Requisitos da tarefa:
(a) Segundo o trecho sobre a Braskem, a partir de que matéria-prima o plástico verde é desenvolvido?
(b) Prossiga o trecho sobre a Braskem a partir da última frase apresentada.

Da mesma forma, é necessário investir em transição energética e química verde. A Braskem já lidera iniciativas pioneiras como o plástico verde, desenvolvido a partir do etanol. Agora, é hora de escalar essas soluções e ampliar sua presença em segmentos sustentáveis e rentáveis. A química sustentável será um dos principais motores da competitividade futura.
Esse reposicionamento estratégico também envolve a atuação da Braskem como âncora da neoindustrialização brasileira. Com o avanço das discussões sobre política industrial no Brasil, a companhia pode exercer papel central na reindustrialização. Investimentos em cadeias produtivas integradas, novos polos industriais e inovação aplicada são caminhos para agregar valor e fortalecer o setor químico nacional.
No cenário internacional, a presença da Braskem é um diferencial estratégico. Consolidar essa vantagem exige um olhar seletivo sobre os ativos globais, priorizando mercados com sinergias reais, rentabilidade sustentável e potencial de inovação conjunta. Ser global não é estar em todos os lugares, mas estar nos lugares certos. Essa seletividade é essencial para alinhar presença geográfica com geração de valor e vantagem competitiva.

Dados de origem:
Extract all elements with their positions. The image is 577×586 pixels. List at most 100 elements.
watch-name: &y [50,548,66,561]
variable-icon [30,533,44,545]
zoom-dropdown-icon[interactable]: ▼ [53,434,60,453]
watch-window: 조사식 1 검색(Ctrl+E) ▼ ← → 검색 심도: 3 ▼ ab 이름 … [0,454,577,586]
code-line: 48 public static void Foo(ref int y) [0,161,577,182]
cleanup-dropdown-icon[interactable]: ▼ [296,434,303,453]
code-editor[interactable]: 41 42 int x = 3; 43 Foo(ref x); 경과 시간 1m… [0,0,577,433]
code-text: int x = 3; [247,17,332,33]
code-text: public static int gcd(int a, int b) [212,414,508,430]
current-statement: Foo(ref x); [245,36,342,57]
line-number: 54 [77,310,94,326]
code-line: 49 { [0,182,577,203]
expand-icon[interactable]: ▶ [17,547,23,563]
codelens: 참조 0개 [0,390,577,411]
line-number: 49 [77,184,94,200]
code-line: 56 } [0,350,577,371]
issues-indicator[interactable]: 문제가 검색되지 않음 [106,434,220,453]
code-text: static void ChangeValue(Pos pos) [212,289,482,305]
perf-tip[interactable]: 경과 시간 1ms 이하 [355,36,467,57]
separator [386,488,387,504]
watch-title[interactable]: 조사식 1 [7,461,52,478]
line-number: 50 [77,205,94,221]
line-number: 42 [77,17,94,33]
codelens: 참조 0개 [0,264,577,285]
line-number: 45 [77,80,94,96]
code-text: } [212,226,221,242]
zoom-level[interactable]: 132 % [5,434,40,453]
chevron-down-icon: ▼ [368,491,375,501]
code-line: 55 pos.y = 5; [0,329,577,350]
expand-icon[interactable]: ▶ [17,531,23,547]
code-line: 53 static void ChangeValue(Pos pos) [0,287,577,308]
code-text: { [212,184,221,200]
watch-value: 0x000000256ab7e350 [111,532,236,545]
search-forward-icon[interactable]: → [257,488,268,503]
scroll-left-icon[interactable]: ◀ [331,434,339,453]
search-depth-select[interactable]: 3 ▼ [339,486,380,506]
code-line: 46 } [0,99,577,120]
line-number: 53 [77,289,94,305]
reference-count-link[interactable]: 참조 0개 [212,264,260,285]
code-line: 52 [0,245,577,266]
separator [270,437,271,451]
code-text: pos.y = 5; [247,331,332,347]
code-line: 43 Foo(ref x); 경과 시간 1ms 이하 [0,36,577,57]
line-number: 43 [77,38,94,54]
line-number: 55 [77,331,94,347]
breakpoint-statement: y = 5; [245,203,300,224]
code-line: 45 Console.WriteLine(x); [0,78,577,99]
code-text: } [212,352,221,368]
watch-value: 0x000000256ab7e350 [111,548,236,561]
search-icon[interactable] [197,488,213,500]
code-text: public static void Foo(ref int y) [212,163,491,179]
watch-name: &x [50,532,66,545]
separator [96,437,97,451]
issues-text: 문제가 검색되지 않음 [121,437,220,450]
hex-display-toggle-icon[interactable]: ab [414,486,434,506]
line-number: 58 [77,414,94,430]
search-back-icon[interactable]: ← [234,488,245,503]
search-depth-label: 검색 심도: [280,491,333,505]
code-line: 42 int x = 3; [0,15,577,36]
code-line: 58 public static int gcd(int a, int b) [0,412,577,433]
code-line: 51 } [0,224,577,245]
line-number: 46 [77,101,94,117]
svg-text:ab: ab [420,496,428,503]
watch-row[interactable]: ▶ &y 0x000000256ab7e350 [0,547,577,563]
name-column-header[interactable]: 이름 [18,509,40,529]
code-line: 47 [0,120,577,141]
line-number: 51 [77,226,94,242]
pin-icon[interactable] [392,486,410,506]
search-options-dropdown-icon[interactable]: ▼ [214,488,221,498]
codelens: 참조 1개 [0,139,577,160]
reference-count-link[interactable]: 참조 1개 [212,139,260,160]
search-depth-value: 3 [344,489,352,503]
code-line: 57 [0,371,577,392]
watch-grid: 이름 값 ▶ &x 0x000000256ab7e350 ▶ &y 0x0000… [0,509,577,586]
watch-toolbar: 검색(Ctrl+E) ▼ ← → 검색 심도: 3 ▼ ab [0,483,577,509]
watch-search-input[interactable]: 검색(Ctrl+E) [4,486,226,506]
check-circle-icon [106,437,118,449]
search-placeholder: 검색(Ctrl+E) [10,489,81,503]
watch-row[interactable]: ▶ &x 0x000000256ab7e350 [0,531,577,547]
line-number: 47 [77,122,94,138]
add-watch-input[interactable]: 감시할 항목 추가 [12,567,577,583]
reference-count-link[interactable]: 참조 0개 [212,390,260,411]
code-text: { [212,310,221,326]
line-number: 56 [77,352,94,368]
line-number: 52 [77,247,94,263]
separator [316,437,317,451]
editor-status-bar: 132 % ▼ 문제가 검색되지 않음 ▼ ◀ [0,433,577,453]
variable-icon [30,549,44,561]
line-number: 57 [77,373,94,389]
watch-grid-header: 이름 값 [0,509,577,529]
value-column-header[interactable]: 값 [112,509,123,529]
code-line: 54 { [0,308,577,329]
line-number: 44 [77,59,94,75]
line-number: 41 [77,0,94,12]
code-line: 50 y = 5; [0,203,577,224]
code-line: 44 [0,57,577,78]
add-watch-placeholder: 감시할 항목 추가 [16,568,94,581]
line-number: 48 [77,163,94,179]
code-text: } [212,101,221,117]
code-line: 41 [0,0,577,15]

Respostas do exercício:
(a) A partir do etanol.

(b)
Outro eixo indispensável é transformar o ESG em um pilar real de transformação da cultura e dos negócios. A Braskem vem fortalecendo suas práticas ambientais, sociais e de governança. O próximo passo é consolidar uma cultura empresarial em que o ESG seja vetor de valor, inovação e competitividade, com metas claras, métricas rigorosas e impacto positivo nos territórios em que atua.
Para não perder relevância industrial, é também fundamental garantir acesso a matéria-prima competitiva. A indústria petroquímica é intensiva em insumos, e a Braskem opera em desvantagem frente a concorrentes nos Estados Unidos e Oriente Médio, que dispõem de gás natural abundante e barato. No Brasil, o custo do gás segue elevado e volátil, enquanto a oferta de nafta depende de importações ou de políticas públicas instáveis. Para manter sua competitividade, a Braskem precisa assegurar matérias-primas com custo competitivo e previsível. Isso exige contratos de longo prazo, maior integração com fornecedores estratégicos e modernização da infraestrutura logística e industrial.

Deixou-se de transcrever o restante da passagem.